**What you have to do**
In the entries, find all lines that hold the word "erhob" and copy them.

**The input**
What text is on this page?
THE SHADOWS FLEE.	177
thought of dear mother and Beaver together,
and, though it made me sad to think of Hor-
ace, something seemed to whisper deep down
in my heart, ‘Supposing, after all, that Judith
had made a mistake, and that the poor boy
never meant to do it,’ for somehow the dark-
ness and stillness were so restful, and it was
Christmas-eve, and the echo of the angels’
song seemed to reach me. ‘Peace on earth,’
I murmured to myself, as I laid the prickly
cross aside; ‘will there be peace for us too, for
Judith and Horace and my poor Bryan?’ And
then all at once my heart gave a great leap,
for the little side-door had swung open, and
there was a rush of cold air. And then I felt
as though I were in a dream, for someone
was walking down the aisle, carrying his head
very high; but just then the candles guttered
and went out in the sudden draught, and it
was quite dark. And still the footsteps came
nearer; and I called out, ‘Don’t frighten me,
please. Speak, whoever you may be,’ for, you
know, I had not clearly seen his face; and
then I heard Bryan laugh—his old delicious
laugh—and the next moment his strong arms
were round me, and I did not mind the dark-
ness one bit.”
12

* * *

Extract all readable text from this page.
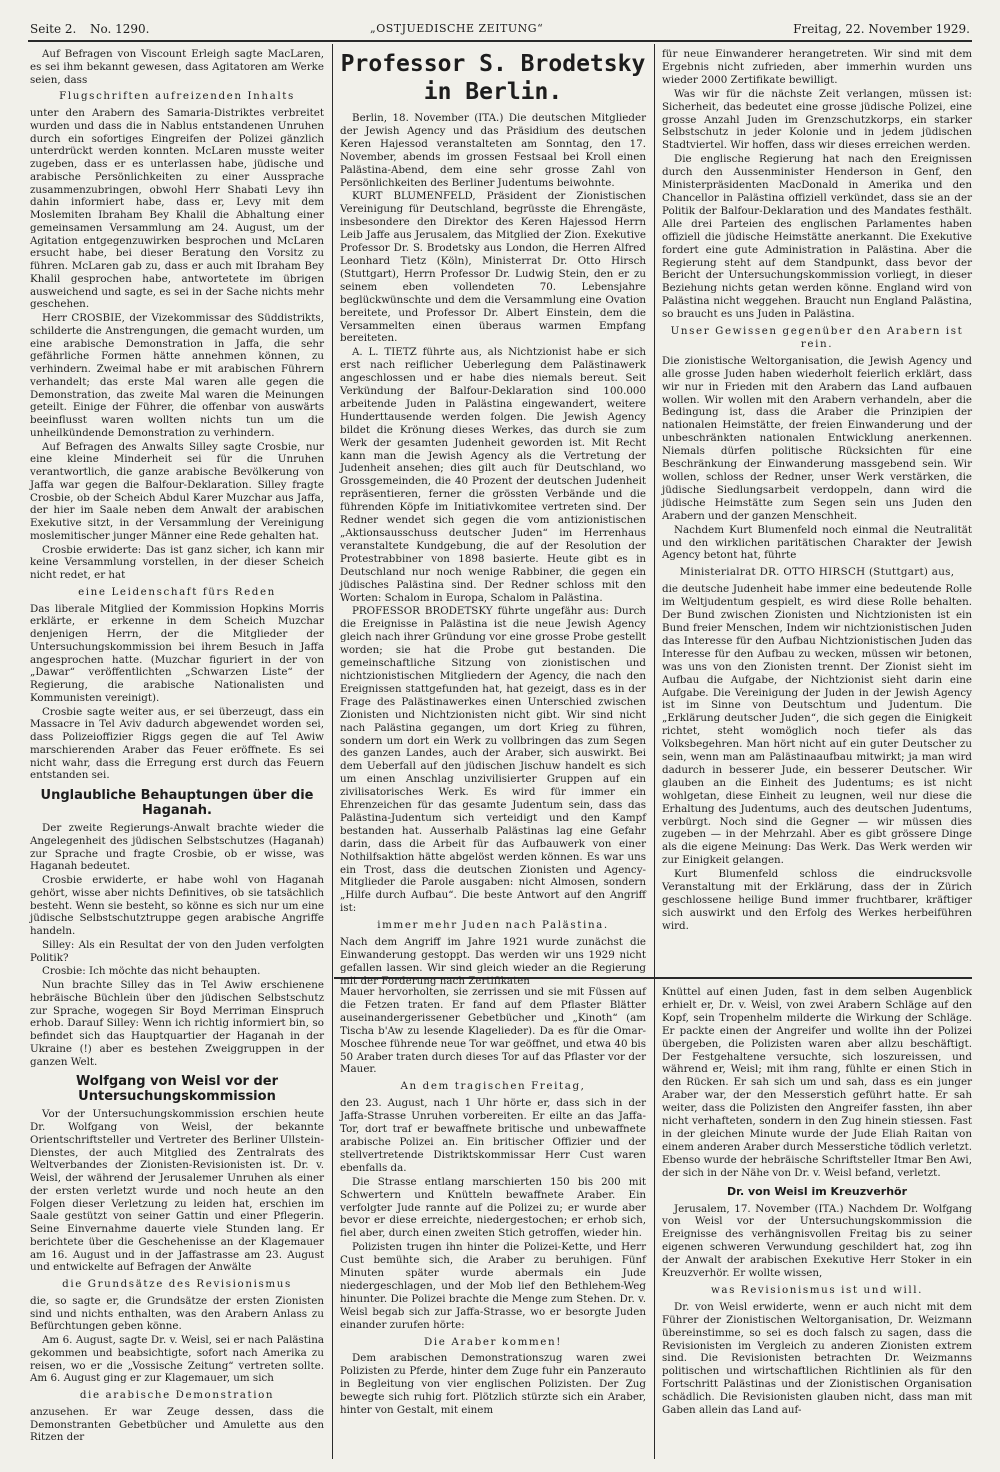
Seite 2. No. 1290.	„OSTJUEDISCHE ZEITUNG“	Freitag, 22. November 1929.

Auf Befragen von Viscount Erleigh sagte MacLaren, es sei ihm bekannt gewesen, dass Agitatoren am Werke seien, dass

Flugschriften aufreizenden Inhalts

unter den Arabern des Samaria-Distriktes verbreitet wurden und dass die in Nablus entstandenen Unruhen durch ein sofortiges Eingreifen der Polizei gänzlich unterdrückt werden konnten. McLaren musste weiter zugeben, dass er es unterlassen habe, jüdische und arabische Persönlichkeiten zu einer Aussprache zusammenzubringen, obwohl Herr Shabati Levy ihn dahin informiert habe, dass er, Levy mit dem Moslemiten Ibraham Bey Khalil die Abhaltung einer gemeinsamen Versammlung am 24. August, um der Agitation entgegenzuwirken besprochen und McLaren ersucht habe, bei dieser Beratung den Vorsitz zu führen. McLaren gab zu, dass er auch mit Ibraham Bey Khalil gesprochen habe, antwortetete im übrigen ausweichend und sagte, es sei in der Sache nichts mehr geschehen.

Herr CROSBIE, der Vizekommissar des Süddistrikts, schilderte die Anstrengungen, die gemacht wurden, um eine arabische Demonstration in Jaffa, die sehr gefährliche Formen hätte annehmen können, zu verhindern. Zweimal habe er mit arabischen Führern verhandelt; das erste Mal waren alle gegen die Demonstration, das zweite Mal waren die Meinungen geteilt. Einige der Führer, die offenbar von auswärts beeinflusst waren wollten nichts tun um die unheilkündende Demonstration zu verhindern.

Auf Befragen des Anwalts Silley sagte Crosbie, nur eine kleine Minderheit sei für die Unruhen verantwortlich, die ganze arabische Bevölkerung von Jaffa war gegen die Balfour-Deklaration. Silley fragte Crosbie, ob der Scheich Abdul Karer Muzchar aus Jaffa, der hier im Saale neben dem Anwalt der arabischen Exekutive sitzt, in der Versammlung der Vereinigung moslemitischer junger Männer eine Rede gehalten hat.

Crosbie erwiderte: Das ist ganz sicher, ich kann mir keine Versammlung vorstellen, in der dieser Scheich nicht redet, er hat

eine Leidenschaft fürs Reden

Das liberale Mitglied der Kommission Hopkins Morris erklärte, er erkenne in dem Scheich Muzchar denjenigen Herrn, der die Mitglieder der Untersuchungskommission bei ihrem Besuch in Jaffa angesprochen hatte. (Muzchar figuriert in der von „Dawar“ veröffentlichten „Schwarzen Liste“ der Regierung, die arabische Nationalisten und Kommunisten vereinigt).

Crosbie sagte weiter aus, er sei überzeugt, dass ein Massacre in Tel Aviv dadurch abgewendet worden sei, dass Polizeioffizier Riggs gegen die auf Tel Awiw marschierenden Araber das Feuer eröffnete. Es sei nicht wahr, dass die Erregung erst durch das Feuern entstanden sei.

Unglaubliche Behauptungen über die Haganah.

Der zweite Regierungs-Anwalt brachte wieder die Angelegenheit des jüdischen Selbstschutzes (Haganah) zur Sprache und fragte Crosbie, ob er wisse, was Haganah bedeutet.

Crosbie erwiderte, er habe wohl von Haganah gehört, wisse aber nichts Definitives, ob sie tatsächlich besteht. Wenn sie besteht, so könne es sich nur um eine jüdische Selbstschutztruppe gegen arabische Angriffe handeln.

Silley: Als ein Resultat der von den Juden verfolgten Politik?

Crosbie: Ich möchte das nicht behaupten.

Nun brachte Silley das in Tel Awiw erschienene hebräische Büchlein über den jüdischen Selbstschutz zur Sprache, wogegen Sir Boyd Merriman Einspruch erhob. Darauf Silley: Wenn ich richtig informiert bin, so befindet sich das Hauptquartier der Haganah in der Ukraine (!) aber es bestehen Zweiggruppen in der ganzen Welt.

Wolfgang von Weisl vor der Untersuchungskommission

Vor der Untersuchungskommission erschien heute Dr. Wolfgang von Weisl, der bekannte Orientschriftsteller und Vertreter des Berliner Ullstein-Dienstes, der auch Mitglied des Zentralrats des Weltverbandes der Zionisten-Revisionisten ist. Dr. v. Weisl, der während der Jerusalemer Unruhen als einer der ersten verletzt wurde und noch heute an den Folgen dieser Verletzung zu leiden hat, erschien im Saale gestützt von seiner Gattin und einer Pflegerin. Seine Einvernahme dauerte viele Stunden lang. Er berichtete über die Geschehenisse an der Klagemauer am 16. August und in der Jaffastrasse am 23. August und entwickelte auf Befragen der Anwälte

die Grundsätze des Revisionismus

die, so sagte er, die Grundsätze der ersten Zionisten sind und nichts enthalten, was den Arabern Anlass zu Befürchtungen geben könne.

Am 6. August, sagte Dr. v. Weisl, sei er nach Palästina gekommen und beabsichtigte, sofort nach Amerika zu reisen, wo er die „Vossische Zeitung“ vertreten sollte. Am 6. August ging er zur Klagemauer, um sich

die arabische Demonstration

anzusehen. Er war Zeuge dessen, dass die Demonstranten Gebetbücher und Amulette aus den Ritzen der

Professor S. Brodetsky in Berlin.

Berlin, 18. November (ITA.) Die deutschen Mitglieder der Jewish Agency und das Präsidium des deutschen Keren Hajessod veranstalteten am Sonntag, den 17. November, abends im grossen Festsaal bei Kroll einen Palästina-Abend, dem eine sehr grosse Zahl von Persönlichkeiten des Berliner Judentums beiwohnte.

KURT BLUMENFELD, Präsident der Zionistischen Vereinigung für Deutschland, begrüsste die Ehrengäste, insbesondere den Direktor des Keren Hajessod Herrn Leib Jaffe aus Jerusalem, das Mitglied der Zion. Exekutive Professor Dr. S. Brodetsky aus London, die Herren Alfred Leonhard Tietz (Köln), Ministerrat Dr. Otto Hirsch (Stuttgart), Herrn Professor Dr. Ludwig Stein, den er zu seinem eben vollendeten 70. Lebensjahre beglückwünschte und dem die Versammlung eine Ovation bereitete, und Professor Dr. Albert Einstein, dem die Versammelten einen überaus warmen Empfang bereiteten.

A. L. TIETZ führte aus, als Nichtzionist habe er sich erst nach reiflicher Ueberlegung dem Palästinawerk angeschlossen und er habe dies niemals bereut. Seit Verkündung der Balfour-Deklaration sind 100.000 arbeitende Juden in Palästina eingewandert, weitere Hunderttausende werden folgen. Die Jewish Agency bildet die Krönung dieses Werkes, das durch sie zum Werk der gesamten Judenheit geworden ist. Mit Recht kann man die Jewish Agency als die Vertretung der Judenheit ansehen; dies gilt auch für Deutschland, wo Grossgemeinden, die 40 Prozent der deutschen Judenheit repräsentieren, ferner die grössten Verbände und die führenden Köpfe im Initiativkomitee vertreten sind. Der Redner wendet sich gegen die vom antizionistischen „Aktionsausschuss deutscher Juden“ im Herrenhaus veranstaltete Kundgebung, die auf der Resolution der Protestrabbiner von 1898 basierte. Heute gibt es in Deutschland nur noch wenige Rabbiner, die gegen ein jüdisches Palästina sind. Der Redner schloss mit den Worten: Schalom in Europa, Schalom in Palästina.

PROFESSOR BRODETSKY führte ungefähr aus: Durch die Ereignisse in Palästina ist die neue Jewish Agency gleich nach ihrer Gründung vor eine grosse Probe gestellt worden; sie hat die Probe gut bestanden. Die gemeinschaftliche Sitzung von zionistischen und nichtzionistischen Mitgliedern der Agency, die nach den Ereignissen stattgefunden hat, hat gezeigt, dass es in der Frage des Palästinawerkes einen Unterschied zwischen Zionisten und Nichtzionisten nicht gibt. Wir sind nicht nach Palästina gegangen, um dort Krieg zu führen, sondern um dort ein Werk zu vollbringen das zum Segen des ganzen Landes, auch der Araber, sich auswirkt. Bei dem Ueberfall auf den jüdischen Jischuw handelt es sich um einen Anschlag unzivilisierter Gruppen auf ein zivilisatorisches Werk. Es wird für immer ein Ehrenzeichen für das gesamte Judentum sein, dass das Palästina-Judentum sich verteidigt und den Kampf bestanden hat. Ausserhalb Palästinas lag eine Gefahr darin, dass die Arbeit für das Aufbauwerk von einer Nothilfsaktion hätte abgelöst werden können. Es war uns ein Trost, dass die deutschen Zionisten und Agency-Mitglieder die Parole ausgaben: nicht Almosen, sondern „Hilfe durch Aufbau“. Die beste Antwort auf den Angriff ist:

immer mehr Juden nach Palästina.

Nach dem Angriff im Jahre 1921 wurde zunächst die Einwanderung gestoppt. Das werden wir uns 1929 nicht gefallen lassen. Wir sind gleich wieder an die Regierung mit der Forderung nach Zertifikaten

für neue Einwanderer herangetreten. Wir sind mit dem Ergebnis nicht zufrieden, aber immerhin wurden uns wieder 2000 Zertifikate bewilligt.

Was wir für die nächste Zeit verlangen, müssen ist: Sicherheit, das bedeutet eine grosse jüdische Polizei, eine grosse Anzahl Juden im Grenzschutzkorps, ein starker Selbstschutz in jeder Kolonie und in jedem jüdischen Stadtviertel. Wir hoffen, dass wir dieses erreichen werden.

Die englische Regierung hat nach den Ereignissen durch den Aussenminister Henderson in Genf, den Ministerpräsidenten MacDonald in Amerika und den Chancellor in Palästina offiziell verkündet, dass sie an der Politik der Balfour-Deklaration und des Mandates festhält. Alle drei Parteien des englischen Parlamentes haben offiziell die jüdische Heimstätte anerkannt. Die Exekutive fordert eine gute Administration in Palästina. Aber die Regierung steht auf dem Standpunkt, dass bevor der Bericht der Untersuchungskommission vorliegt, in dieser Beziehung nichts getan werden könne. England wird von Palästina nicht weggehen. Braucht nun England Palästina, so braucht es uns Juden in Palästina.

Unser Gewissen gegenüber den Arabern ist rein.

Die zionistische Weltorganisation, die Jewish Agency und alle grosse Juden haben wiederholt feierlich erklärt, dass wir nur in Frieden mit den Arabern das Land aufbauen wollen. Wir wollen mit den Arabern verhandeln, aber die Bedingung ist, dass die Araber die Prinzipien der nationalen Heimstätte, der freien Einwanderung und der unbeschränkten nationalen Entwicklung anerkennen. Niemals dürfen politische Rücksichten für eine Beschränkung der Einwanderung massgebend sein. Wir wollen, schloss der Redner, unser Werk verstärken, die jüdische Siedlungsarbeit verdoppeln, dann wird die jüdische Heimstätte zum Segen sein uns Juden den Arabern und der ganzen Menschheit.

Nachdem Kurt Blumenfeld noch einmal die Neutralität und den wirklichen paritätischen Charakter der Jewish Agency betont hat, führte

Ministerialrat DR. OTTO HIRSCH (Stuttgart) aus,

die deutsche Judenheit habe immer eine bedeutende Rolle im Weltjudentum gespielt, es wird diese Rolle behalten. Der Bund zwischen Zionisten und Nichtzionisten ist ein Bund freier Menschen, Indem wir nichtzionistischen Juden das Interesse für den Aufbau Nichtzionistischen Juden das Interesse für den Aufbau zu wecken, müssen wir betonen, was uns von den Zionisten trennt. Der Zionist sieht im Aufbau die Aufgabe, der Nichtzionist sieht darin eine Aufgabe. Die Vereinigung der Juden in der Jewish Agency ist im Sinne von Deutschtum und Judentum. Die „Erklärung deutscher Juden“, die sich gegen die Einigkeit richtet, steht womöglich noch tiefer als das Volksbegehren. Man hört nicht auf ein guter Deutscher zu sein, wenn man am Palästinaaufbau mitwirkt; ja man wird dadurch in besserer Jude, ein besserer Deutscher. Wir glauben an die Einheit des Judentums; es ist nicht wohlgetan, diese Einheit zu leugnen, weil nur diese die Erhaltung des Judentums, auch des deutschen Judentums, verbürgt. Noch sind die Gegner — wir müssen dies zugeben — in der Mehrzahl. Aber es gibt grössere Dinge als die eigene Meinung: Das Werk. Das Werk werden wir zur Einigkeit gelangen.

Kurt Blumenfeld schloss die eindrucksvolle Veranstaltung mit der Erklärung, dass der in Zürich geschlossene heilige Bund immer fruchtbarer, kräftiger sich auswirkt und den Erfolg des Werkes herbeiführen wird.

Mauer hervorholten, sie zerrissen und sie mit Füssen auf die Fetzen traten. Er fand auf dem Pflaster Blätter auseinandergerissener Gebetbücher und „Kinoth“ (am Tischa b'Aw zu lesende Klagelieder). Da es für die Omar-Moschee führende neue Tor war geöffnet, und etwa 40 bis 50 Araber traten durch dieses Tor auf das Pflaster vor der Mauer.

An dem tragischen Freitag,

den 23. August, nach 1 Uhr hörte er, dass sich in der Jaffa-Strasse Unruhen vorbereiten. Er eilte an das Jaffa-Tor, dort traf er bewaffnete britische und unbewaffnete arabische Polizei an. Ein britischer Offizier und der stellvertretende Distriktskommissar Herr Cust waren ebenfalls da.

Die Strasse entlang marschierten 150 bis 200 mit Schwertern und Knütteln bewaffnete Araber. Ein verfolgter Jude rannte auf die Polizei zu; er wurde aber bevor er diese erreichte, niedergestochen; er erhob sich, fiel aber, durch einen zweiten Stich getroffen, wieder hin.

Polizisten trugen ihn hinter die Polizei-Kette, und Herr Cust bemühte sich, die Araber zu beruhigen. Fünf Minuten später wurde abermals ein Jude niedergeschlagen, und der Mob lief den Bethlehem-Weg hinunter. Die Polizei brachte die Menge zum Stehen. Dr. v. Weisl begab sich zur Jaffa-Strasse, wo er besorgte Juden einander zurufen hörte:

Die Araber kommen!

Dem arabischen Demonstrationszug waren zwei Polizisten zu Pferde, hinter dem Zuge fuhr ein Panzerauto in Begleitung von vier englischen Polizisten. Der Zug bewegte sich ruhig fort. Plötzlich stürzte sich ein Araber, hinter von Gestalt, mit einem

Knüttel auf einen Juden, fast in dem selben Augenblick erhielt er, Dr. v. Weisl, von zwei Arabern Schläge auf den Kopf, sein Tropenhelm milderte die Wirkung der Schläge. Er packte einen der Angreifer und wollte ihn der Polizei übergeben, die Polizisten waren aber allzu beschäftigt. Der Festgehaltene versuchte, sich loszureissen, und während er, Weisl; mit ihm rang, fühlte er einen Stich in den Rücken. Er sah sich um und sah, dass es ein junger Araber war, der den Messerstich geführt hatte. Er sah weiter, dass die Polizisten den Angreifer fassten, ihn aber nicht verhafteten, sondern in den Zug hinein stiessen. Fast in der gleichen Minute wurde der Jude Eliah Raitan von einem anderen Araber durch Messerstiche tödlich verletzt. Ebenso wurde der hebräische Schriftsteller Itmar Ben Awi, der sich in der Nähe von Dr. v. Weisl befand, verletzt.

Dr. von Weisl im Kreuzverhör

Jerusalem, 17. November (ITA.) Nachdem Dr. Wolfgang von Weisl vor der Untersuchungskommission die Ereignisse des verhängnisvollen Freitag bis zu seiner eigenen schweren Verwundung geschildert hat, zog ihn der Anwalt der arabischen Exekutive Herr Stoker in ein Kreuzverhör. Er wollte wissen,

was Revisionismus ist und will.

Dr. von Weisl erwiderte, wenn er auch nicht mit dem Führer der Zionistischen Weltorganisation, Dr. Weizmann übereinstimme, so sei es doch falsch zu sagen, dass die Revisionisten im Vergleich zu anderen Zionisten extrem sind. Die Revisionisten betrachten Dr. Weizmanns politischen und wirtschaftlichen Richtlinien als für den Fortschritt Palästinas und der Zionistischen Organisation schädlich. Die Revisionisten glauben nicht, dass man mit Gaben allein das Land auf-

**Answer to this problem**
Nun brachte Silley das in Tel Awiw erschienene hebräische Büchlein über den jüdischen Selbstschutz zur Sprache, wogegen Sir Boyd Merriman Einspruch erhob. Darauf Silley: Wenn ich richtig informiert bin, so befindet sich das Hauptquartier der Haganah in der Ukraine (!) aber es bestehen Zweiggruppen in der ganzen Welt.
Die Strasse entlang marschierten 150 bis 200 mit Schwertern und Knütteln bewaffnete Araber. Ein verfolgter Jude rannte auf die Polizei zu; er wurde aber bevor er diese erreichte, niedergestochen; er erhob sich, fiel aber, durch einen zweiten Stich getroffen, wieder hin.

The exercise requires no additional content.